'''

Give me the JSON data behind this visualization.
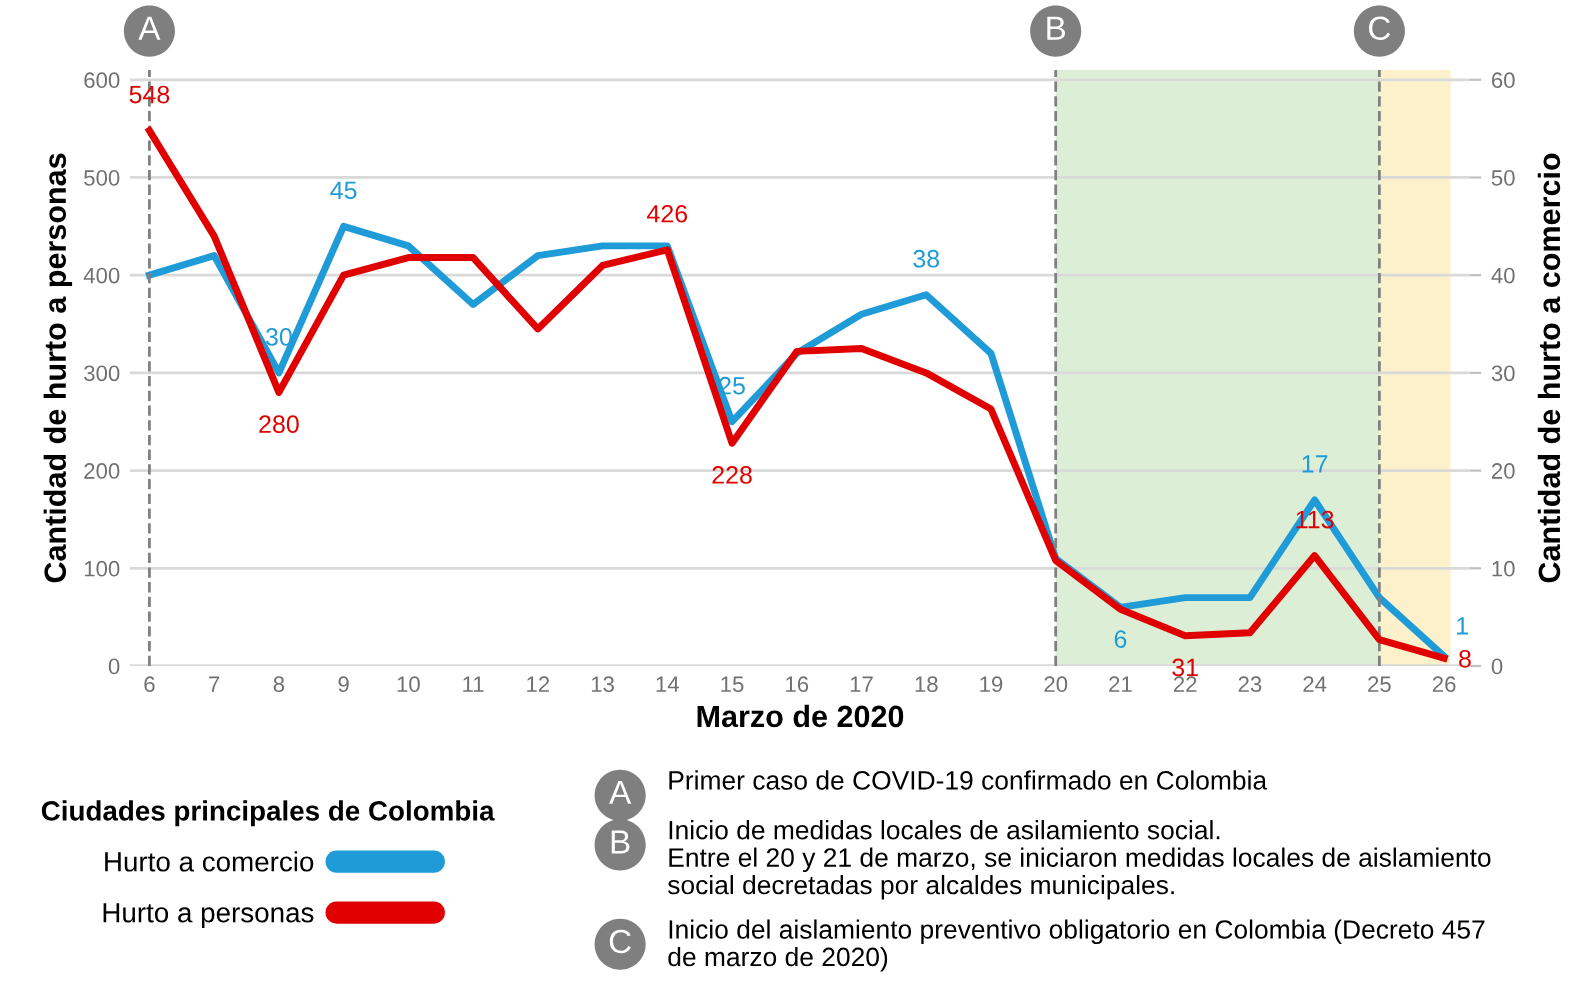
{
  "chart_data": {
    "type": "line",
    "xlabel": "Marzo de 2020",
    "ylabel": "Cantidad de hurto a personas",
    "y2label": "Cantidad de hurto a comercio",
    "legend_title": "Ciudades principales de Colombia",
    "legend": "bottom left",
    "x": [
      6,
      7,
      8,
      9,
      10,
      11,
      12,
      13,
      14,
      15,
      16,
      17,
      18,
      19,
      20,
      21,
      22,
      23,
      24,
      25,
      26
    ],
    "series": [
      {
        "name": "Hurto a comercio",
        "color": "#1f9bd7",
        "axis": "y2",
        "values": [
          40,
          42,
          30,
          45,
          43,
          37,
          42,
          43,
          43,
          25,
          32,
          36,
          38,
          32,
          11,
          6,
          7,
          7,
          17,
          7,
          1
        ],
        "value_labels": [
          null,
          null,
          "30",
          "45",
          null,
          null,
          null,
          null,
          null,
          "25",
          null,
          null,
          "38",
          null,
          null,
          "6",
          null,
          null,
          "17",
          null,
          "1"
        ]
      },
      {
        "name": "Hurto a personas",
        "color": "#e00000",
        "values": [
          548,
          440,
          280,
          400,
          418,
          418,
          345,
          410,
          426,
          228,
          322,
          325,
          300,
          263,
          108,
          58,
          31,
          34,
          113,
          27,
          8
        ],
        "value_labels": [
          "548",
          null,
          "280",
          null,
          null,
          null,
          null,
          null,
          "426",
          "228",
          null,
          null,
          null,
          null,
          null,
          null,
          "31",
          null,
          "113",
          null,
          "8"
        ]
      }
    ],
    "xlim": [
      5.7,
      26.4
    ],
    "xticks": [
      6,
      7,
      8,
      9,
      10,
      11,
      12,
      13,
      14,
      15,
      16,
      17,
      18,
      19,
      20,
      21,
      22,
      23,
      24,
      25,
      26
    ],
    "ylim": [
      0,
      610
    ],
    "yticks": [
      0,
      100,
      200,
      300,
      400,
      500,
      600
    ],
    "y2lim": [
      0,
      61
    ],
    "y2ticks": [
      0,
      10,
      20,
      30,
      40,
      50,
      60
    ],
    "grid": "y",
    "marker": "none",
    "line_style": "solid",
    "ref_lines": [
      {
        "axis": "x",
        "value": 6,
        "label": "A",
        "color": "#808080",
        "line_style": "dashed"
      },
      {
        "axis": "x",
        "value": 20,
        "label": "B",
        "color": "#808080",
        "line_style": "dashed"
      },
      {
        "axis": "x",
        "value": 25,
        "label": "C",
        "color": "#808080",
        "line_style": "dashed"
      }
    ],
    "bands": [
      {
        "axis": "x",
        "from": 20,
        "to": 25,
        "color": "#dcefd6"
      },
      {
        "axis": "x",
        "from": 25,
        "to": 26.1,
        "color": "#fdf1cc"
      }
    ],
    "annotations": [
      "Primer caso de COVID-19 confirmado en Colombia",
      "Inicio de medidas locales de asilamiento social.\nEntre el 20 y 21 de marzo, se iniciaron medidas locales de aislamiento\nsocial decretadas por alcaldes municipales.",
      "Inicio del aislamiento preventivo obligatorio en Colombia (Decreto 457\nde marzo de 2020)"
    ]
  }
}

'''

#### [SET PROBLEM]
Please transcribe the material above exactly as written. Leave the pictures out.

#### [RESPONSE]
Give me the JSON data behind this visualization.
{
  "chart_data": {
    "type": "line",
    "xlabel": "Marzo de 2020",
    "ylabel": "Cantidad de hurto a personas",
    "y2label": "Cantidad de hurto a comercio",
    "legend_title": "Ciudades principales de Colombia",
    "legend": "bottom left",
    "x": [
      6,
      7,
      8,
      9,
      10,
      11,
      12,
      13,
      14,
      15,
      16,
      17,
      18,
      19,
      20,
      21,
      22,
      23,
      24,
      25,
      26
    ],
    "series": [
      {
        "name": "Hurto a comercio",
        "color": "#1f9bd7",
        "axis": "y2",
        "values": [
          40,
          42,
          30,
          45,
          43,
          37,
          42,
          43,
          43,
          25,
          32,
          36,
          38,
          32,
          11,
          6,
          7,
          7,
          17,
          7,
          1
        ],
        "value_labels": [
          null,
          null,
          "30",
          "45",
          null,
          null,
          null,
          null,
          null,
          "25",
          null,
          null,
          "38",
          null,
          null,
          "6",
          null,
          null,
          "17",
          null,
          "1"
        ]
      },
      {
        "name": "Hurto a personas",
        "color": "#e00000",
        "values": [
          548,
          440,
          280,
          400,
          418,
          418,
          345,
          410,
          426,
          228,
          322,
          325,
          300,
          263,
          108,
          58,
          31,
          34,
          113,
          27,
          8
        ],
        "value_labels": [
          "548",
          null,
          "280",
          null,
          null,
          null,
          null,
          null,
          "426",
          "228",
          null,
          null,
          null,
          null,
          null,
          null,
          "31",
          null,
          "113",
          null,
          "8"
        ]
      }
    ],
    "xlim": [
      5.7,
      26.4
    ],
    "xticks": [
      6,
      7,
      8,
      9,
      10,
      11,
      12,
      13,
      14,
      15,
      16,
      17,
      18,
      19,
      20,
      21,
      22,
      23,
      24,
      25,
      26
    ],
    "ylim": [
      0,
      610
    ],
    "yticks": [
      0,
      100,
      200,
      300,
      400,
      500,
      600
    ],
    "y2lim": [
      0,
      61
    ],
    "y2ticks": [
      0,
      10,
      20,
      30,
      40,
      50,
      60
    ],
    "grid": "y",
    "marker": "none",
    "line_style": "solid",
    "ref_lines": [
      {
        "axis": "x",
        "value": 6,
        "label": "A",
        "color": "#808080",
        "line_style": "dashed"
      },
      {
        "axis": "x",
        "value": 20,
        "label": "B",
        "color": "#808080",
        "line_style": "dashed"
      },
      {
        "axis": "x",
        "value": 25,
        "label": "C",
        "color": "#808080",
        "line_style": "dashed"
      }
    ],
    "bands": [
      {
        "axis": "x",
        "from": 20,
        "to": 25,
        "color": "#dcefd6"
      },
      {
        "axis": "x",
        "from": 25,
        "to": 26.1,
        "color": "#fdf1cc"
      }
    ],
    "annotations": [
      "Primer caso de COVID-19 confirmado en Colombia",
      "Inicio de medidas locales de asilamiento social.\nEntre el 20 y 21 de marzo, se iniciaron medidas locales de aislamiento\nsocial decretadas por alcaldes municipales.",
      "Inicio del aislamiento preventivo obligatorio en Colombia (Decreto 457\nde marzo de 2020)"
    ]
  }
}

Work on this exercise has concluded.